» EXERCISE
Determine how many lines contain the string "Josephine". Reply with that figure and nothing else.

» SUPPLIED RECORDS
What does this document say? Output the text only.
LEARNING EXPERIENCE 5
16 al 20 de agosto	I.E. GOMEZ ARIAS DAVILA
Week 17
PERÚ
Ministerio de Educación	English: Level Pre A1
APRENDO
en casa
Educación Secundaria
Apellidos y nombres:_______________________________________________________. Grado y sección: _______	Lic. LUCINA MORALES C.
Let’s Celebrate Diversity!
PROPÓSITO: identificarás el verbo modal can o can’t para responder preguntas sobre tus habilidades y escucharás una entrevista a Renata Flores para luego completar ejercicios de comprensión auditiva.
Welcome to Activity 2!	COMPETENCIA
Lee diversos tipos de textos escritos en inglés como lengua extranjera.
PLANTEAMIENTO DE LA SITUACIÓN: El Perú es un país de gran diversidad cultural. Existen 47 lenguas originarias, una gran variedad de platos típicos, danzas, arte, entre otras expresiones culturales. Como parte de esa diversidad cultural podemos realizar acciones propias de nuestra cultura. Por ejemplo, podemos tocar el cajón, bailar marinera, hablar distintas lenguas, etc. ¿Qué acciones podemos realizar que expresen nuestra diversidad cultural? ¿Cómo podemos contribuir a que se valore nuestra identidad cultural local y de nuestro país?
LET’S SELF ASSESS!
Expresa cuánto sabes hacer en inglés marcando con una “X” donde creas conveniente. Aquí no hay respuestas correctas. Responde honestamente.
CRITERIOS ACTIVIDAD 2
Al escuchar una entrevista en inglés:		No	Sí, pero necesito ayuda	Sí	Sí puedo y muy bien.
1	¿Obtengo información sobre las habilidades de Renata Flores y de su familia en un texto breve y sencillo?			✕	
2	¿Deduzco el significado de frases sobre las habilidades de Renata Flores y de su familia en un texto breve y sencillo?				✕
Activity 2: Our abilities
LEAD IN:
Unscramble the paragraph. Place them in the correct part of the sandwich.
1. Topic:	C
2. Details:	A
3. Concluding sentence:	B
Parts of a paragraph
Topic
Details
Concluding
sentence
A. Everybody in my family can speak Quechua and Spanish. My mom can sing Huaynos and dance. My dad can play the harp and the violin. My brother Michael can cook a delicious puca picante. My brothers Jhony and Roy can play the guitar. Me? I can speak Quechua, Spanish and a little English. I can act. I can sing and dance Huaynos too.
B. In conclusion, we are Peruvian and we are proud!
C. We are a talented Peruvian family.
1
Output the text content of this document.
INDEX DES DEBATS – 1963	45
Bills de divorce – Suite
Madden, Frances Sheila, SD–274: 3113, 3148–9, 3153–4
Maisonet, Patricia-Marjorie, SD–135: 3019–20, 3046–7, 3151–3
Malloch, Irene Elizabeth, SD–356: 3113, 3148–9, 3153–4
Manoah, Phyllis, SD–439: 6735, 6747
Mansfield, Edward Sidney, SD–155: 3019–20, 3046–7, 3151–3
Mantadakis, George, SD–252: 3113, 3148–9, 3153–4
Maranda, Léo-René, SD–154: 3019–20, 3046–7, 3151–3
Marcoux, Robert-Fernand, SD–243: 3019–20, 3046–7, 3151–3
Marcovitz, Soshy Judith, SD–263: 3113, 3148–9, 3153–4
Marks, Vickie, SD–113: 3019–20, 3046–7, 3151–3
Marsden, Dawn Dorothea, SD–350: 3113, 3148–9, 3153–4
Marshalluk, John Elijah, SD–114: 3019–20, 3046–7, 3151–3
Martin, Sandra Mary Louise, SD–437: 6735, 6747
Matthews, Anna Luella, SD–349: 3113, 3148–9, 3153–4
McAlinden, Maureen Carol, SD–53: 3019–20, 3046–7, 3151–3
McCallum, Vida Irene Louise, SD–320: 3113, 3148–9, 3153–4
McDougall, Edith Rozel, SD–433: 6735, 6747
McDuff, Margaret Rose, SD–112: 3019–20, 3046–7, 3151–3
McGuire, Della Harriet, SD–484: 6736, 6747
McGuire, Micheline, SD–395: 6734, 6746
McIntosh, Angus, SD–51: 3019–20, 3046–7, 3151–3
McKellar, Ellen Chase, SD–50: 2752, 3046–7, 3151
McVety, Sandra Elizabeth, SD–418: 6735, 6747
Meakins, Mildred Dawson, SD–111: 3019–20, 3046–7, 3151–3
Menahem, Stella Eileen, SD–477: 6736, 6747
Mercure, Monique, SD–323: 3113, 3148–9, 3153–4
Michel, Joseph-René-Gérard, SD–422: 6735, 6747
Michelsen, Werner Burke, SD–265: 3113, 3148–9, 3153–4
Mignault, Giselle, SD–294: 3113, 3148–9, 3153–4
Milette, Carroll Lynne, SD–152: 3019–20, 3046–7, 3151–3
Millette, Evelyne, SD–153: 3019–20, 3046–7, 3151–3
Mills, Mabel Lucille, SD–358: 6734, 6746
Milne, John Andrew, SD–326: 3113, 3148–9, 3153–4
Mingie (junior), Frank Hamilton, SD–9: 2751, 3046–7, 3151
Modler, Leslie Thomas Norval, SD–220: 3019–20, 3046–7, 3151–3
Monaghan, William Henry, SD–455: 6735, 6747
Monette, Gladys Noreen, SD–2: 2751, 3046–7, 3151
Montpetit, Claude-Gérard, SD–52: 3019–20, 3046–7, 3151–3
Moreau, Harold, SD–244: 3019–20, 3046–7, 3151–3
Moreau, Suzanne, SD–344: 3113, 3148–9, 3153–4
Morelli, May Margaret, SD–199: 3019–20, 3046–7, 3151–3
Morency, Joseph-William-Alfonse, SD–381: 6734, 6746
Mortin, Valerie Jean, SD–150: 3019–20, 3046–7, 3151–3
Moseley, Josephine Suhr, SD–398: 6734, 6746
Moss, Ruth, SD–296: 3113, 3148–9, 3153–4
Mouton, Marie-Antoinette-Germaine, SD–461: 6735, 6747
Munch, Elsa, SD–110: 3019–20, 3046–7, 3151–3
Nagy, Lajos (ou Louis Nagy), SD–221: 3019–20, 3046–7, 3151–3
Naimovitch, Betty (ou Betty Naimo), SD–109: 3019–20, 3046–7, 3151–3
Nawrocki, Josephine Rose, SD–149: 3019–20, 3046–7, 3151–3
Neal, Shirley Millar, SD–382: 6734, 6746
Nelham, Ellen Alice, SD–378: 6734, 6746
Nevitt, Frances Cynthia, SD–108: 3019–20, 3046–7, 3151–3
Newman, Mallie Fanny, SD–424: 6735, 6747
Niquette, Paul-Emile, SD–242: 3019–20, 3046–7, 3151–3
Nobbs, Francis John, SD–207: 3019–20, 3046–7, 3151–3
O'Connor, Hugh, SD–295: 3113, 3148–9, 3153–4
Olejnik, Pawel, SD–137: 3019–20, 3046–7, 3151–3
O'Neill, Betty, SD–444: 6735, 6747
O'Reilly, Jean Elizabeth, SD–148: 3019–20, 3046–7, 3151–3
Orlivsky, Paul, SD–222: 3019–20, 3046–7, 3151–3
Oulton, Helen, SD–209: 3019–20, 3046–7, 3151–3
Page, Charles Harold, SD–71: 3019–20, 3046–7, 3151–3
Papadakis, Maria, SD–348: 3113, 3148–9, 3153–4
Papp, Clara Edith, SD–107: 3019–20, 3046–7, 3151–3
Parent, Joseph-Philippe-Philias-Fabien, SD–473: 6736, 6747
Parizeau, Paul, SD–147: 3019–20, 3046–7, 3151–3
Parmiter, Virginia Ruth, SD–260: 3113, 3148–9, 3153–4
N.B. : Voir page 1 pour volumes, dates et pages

» PROBLEM SOLUTION
2